■ **Request**
Identify each line in the records below that contains the word "ylabel", and copy it.

■ **Recorded information**
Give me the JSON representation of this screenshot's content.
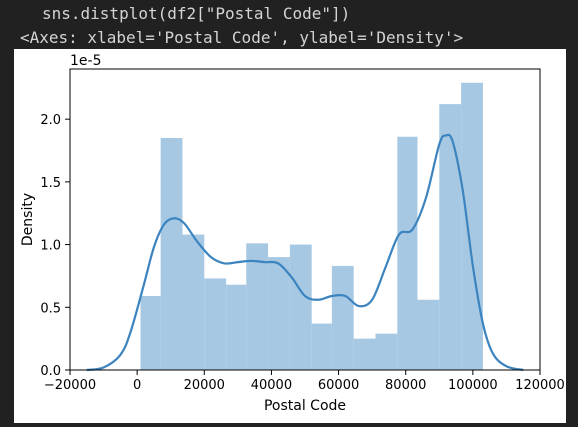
{
  "code": {
    "input": "sns.distplot(df2[\"Postal Code\"])",
    "output": "<Axes: xlabel='Postal Code', ylabel='Density'>"
  },
  "colors": {
    "background": "#212121",
    "bar_fill": "#a6c8e3",
    "line": "#3c84bf"
  },
  "chart_data": {
    "type": "bar",
    "xlabel": "Postal Code",
    "ylabel": "Density",
    "offset_text": "1e-5",
    "xlim": [
      -20000,
      120000
    ],
    "ylim": [
      0,
      2.4
    ],
    "xticks": [
      -20000,
      0,
      20000,
      40000,
      60000,
      80000,
      100000,
      120000
    ],
    "xtick_labels": [
      "−20000",
      "0",
      "20000",
      "40000",
      "60000",
      "80000",
      "100000",
      "120000"
    ],
    "yticks": [
      0.0,
      0.5,
      1.0,
      1.5,
      2.0
    ],
    "ytick_labels": [
      "0.0",
      "0.5",
      "1.0",
      "1.5",
      "2.0"
    ],
    "bins": [
      {
        "x0": 1000,
        "x1": 7000,
        "value": 0.59
      },
      {
        "x0": 7000,
        "x1": 13500,
        "value": 1.85
      },
      {
        "x0": 13500,
        "x1": 20000,
        "value": 1.08
      },
      {
        "x0": 20000,
        "x1": 26500,
        "value": 0.73
      },
      {
        "x0": 26500,
        "x1": 32500,
        "value": 0.68
      },
      {
        "x0": 32500,
        "x1": 39000,
        "value": 1.01
      },
      {
        "x0": 39000,
        "x1": 45500,
        "value": 0.9
      },
      {
        "x0": 45500,
        "x1": 52000,
        "value": 1.0
      },
      {
        "x0": 52000,
        "x1": 58000,
        "value": 0.37
      },
      {
        "x0": 58000,
        "x1": 64500,
        "value": 0.83
      },
      {
        "x0": 64500,
        "x1": 71000,
        "value": 0.25
      },
      {
        "x0": 71000,
        "x1": 77500,
        "value": 0.29
      },
      {
        "x0": 77500,
        "x1": 83500,
        "value": 1.86
      },
      {
        "x0": 83500,
        "x1": 90000,
        "value": 0.56
      },
      {
        "x0": 90000,
        "x1": 96500,
        "value": 2.12
      },
      {
        "x0": 96500,
        "x1": 103000,
        "value": 2.29
      }
    ],
    "kde": {
      "x": [
        -15000,
        -10000,
        -5000,
        -2000,
        2000,
        5000,
        8000,
        11000,
        14000,
        18000,
        22000,
        26000,
        30000,
        34000,
        38000,
        42000,
        46000,
        50000,
        54000,
        58000,
        62000,
        66000,
        70000,
        74000,
        78000,
        82000,
        86000,
        90000,
        92000,
        94000,
        97000,
        100000,
        103000,
        106000,
        110000,
        115000
      ],
      "y": [
        0.0,
        0.02,
        0.12,
        0.3,
        0.68,
        0.98,
        1.16,
        1.21,
        1.17,
        1.02,
        0.9,
        0.85,
        0.86,
        0.87,
        0.86,
        0.85,
        0.74,
        0.59,
        0.56,
        0.59,
        0.59,
        0.51,
        0.56,
        0.82,
        1.08,
        1.12,
        1.37,
        1.8,
        1.87,
        1.82,
        1.43,
        0.83,
        0.37,
        0.13,
        0.03,
        0.0
      ]
    },
    "grid": false,
    "legend": "none"
  }
}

■ **Solution for this task**
    "output": "<Axes: xlabel='Postal Code', ylabel='Density'>"
    "ylabel": "Density",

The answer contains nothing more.